What to work on: Only the pictures are omitted; repeat all other data exactly.

═══ Records for processing ═══

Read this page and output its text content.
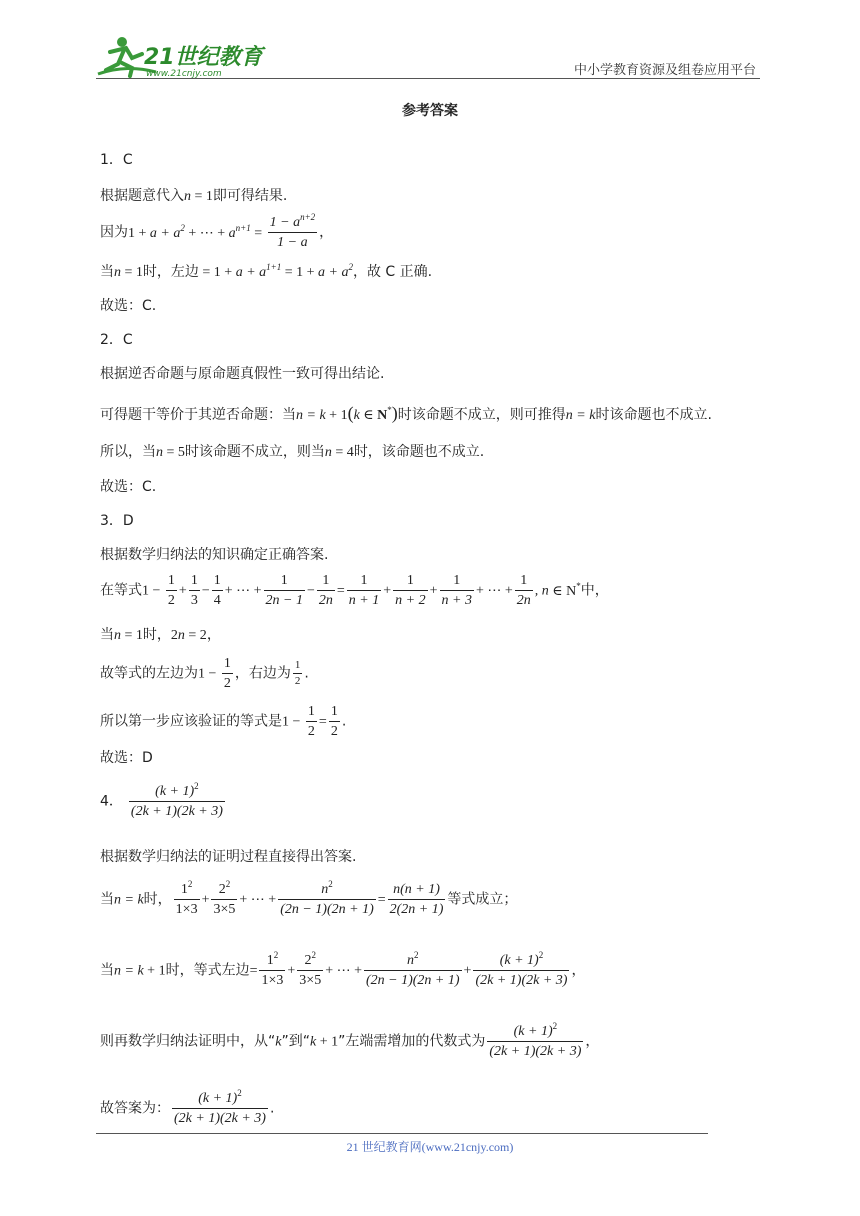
21世纪教育
www.21cnjy.com	中小学教育资源及组卷应用平台
参考答案
1．C
根据题意代入n = 1即可得结果.
因为$1 + a + a^2$ + ⋯ + $a^{n+1} = \frac{1 - a^{n+2}}{1 - a}$ ，
当n = 1时，左边 = $1 + a + a^{1+1} = 1 + a + a^2$，故 C 正确.
故选：C.
2．C
根据逆否命题与原命题真假性一致可得出结论.
可得题干等价于其逆否命题：当n = k + 1(k ∈ N*)时该命题不成立，则可推得n = k时该命题也不成立.
所以，当n = 5时该命题不成立，则当n = 4时，该命题也不成立.
故选：C.
3．D
根据数学归纳法的知识确定正确答案.
在等式$1 - \frac{1}{2} + \frac{1}{3} - \frac{1}{4}$ + ⋯ + $\frac{1}{2n - 1} - \frac{1}{2n} = \frac{1}{n + 1} + \frac{1}{n + 2} + \frac{1}{n + 3}$ + ⋯ + $\frac{1}{2n}$ , n ∈ N*中，
当n = 1时，2n = 2，
故等式的左边为$1 - \frac{1}{2}$ ，右边为 $\frac{1}{2}$ .
所以第一步应该验证的等式是$1 - \frac{1}{2} = \frac{1}{2}$ .
故选：D
4． $\frac{(k + 1)^2}{(2k + 1)(2k + 3)}$
根据数学归纳法的证明过程直接得出答案.
当n = k时， $\frac{1^2}{1\times 3} + \frac{2^2}{3\times 5}$ + ⋯ + $\frac{n^2}{(2n - 1)(2n + 1)} = \frac{n(n + 1)}{2(2n + 1)}$ 等式成立；
当n = k + 1时，等式左边= $\frac{1^2}{1\times 3} + \frac{2^2}{3\times 5}$ + ⋯ + $\frac{n^2}{(2n - 1)(2n + 1)} + \frac{(k + 1)^2}{(2k + 1)(2k + 3)}$ ，
则再数学归纳法证明中，从“k”到“k + 1”左端需增加的代数式为 $\frac{(k + 1)^2}{(2k + 1)(2k + 3)}$ ，
故答案为： $\frac{(k + 1)^2}{(2k + 1)(2k + 3)}$ .
21 世纪教育网(www.21cnjy.com)
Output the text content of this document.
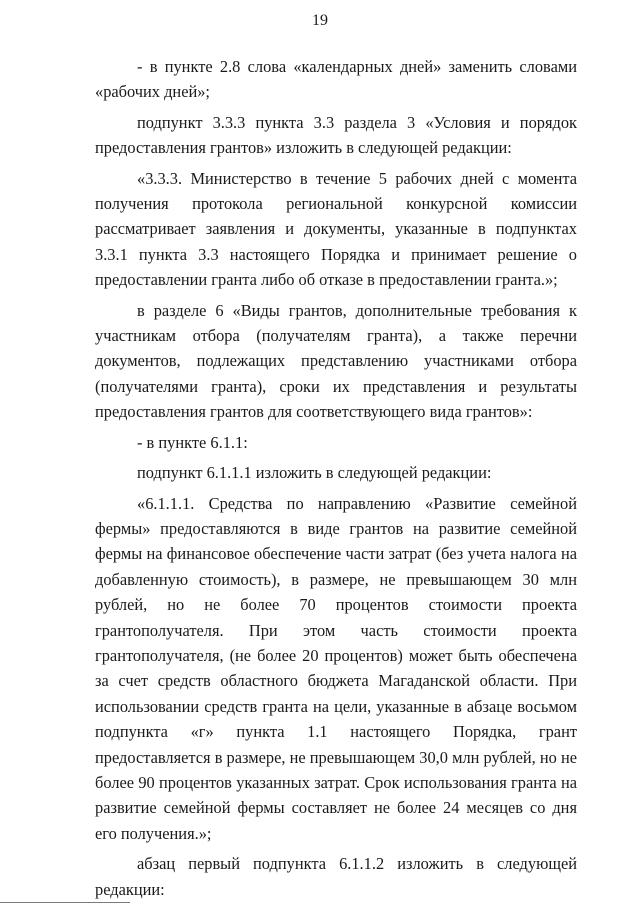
19

- в пункте 2.8 слова «календарных дней» заменить словами «рабочих дней»;

подпункт 3.3.3 пункта 3.3 раздела 3 «Условия и порядок предоставления грантов» изложить в следующей редакции:

«3.3.3. Министерство в течение 5 рабочих дней с момента получения протокола региональной конкурсной комиссии рассматривает заявления и документы, указанные в подпунктах 3.3.1 пункта 3.3 настоящего Порядка и принимает решение о предоставлении гранта либо об отказе в предоставлении гранта.»;

в разделе 6 «Виды грантов, дополнительные требования к участникам отбора (получателям гранта), а также перечни документов, подлежащих представлению участниками отбора (получателями гранта), сроки их представления и результаты предоставления грантов для соответствующего вида грантов»:

- в пункте 6.1.1:

подпункт 6.1.1.1 изложить в следующей редакции:

«6.1.1.1. Средства по направлению «Развитие семейной фермы» предоставляются в виде грантов на развитие семейной фермы на финансовое обеспечение части затрат (без учета налога на добавленную стоимость), в размере, не превышающем 30 млн рублей, но не более 70 процентов стоимости проекта грантополучателя. При этом часть стоимости проекта грантополучателя, (не более 20 процентов) может быть обеспечена за счет средств областного бюджета Магаданской области. При использовании средств гранта на цели, указанные в абзаце восьмом подпункта «г» пункта 1.1 настоящего Порядка, грант предоставляется в размере, не превышающем 30,0 млн рублей, но не более 90 процентов указанных затрат. Срок использования гранта на развитие семейной фермы составляет не более 24 месяцев со дня его получения.»;

абзац первый подпункта 6.1.1.2 изложить в следующей редакции:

═══

Response:
Read this page and output its text content.
21世纪教育
www.21cnjy.com	中小学教育资源及组卷应用平台
参考答案
1．C
根据题意代入n = 1即可得结果.
因为$1 + a + a^2$ + ⋯ + $a^{n+1} = \frac{1 - a^{n+2}}{1 - a}$ ，
当n = 1时，左边 = $1 + a + a^{1+1} = 1 + a + a^2$，故 C 正确.
故选：C.
2．C
根据逆否命题与原命题真假性一致可得出结论.
可得题干等价于其逆否命题：当n = k + 1(k ∈ N*)时该命题不成立，则可推得n = k时该命题也不成立.
所以，当n = 5时该命题不成立，则当n = 4时，该命题也不成立.
故选：C.
3．D
根据数学归纳法的知识确定正确答案.
在等式$1 - \frac{1}{2} + \frac{1}{3} - \frac{1}{4}$ + ⋯ + $\frac{1}{2n - 1} - \frac{1}{2n} = \frac{1}{n + 1} + \frac{1}{n + 2} + \frac{1}{n + 3}$ + ⋯ + $\frac{1}{2n}$ , n ∈ N*中，
当n = 1时，2n = 2，
故等式的左边为$1 - \frac{1}{2}$ ，右边为 $\frac{1}{2}$ .
所以第一步应该验证的等式是$1 - \frac{1}{2} = \frac{1}{2}$ .
故选：D
4． $\frac{(k + 1)^2}{(2k + 1)(2k + 3)}$
根据数学归纳法的证明过程直接得出答案.
当n = k时， $\frac{1^2}{1\times 3} + \frac{2^2}{3\times 5}$ + ⋯ + $\frac{n^2}{(2n - 1)(2n + 1)} = \frac{n(n + 1)}{2(2n + 1)}$ 等式成立；
当n = k + 1时，等式左边= $\frac{1^2}{1\times 3} + \frac{2^2}{3\times 5}$ + ⋯ + $\frac{n^2}{(2n - 1)(2n + 1)} + \frac{(k + 1)^2}{(2k + 1)(2k + 3)}$ ，
则再数学归纳法证明中，从“k”到“k + 1”左端需增加的代数式为 $\frac{(k + 1)^2}{(2k + 1)(2k + 3)}$ ，
故答案为： $\frac{(k + 1)^2}{(2k + 1)(2k + 3)}$ .
21 世纪教育网(www.21cnjy.com)
Output the text content of this document.
19

- в пункте 2.8 слова «календарных дней» заменить словами «рабочих дней»;

подпункт 3.3.3 пункта 3.3 раздела 3 «Условия и порядок предоставления грантов» изложить в следующей редакции:

«3.3.3. Министерство в течение 5 рабочих дней с момента получения протокола региональной конкурсной комиссии рассматривает заявления и документы, указанные в подпунктах 3.3.1 пункта 3.3 настоящего Порядка и принимает решение о предоставлении гранта либо об отказе в предоставлении гранта.»;

в разделе 6 «Виды грантов, дополнительные требования к участникам отбора (получателям гранта), а также перечни документов, подлежащих представлению участниками отбора (получателями гранта), сроки их представления и результаты предоставления грантов для соответствующего вида грантов»:

- в пункте 6.1.1:

подпункт 6.1.1.1 изложить в следующей редакции:

«6.1.1.1. Средства по направлению «Развитие семейной фермы» предоставляются в виде грантов на развитие семейной фермы на финансовое обеспечение части затрат (без учета налога на добавленную стоимость), в размере, не превышающем 30 млн рублей, но не более 70 процентов стоимости проекта грантополучателя. При этом часть стоимости проекта грантополучателя, (не более 20 процентов) может быть обеспечена за счет средств областного бюджета Магаданской области. При использовании средств гранта на цели, указанные в абзаце восьмом подпункта «г» пункта 1.1 настоящего Порядка, грант предоставляется в размере, не превышающем 30,0 млн рублей, но не более 90 процентов указанных затрат. Срок использования гранта на развитие семейной фермы составляет не более 24 месяцев со дня его получения.»;

абзац первый подпункта 6.1.1.2 изложить в следующей редакции:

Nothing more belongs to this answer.